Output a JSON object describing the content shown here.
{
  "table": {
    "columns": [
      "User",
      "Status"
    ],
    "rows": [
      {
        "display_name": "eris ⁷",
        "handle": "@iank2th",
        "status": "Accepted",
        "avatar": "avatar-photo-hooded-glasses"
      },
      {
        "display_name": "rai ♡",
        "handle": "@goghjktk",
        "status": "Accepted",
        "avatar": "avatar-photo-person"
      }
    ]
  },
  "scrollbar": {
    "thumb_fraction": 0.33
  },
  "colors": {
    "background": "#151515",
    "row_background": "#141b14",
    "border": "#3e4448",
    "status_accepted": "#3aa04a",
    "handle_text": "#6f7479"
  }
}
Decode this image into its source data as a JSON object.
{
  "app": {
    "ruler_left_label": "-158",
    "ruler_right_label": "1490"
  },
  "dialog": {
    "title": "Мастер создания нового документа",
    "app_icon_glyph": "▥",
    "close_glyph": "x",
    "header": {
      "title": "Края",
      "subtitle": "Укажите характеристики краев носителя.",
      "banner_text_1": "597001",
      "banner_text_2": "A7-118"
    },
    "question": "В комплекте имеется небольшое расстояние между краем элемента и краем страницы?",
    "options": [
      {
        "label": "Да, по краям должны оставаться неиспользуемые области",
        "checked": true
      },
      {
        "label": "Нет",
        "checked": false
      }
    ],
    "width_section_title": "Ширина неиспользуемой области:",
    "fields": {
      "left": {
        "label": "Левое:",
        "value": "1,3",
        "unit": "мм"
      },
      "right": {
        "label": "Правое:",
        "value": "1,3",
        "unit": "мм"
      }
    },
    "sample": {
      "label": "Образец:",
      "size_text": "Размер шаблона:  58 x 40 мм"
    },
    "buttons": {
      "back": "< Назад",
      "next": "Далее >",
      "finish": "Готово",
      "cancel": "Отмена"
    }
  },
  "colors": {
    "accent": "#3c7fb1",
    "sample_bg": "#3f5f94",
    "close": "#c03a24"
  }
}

◆ ◆ ◆ ◆ ◆

Copy the data above in full, character for character.

Output a JSON object describing the content shown here.
{
  "table": {
    "columns": [
      "User",
      "Status"
    ],
    "rows": [
      {
        "display_name": "eris ⁷",
        "handle": "@iank2th",
        "status": "Accepted",
        "avatar": "avatar-photo-hooded-glasses"
      },
      {
        "display_name": "rai ♡",
        "handle": "@goghjktk",
        "status": "Accepted",
        "avatar": "avatar-photo-person"
      }
    ]
  },
  "scrollbar": {
    "thumb_fraction": 0.33
  },
  "colors": {
    "background": "#151515",
    "row_background": "#141b14",
    "border": "#3e4448",
    "status_accepted": "#3aa04a",
    "handle_text": "#6f7479"
  }
}
Decode this image into its source data as a JSON object.
{
  "app": {
    "ruler_left_label": "-158",
    "ruler_right_label": "1490"
  },
  "dialog": {
    "title": "Мастер создания нового документа",
    "app_icon_glyph": "▥",
    "close_glyph": "x",
    "header": {
      "title": "Края",
      "subtitle": "Укажите характеристики краев носителя.",
      "banner_text_1": "597001",
      "banner_text_2": "A7-118"
    },
    "question": "В комплекте имеется небольшое расстояние между краем элемента и краем страницы?",
    "options": [
      {
        "label": "Да, по краям должны оставаться неиспользуемые области",
        "checked": true
      },
      {
        "label": "Нет",
        "checked": false
      }
    ],
    "width_section_title": "Ширина неиспользуемой области:",
    "fields": {
      "left": {
        "label": "Левое:",
        "value": "1,3",
        "unit": "мм"
      },
      "right": {
        "label": "Правое:",
        "value": "1,3",
        "unit": "мм"
      }
    },
    "sample": {
      "label": "Образец:",
      "size_text": "Размер шаблона:  58 x 40 мм"
    },
    "buttons": {
      "back": "< Назад",
      "next": "Далее >",
      "finish": "Готово",
      "cancel": "Отмена"
    }
  },
  "colors": {
    "accent": "#3c7fb1",
    "sample_bg": "#3f5f94",
    "close": "#c03a24"
  }
}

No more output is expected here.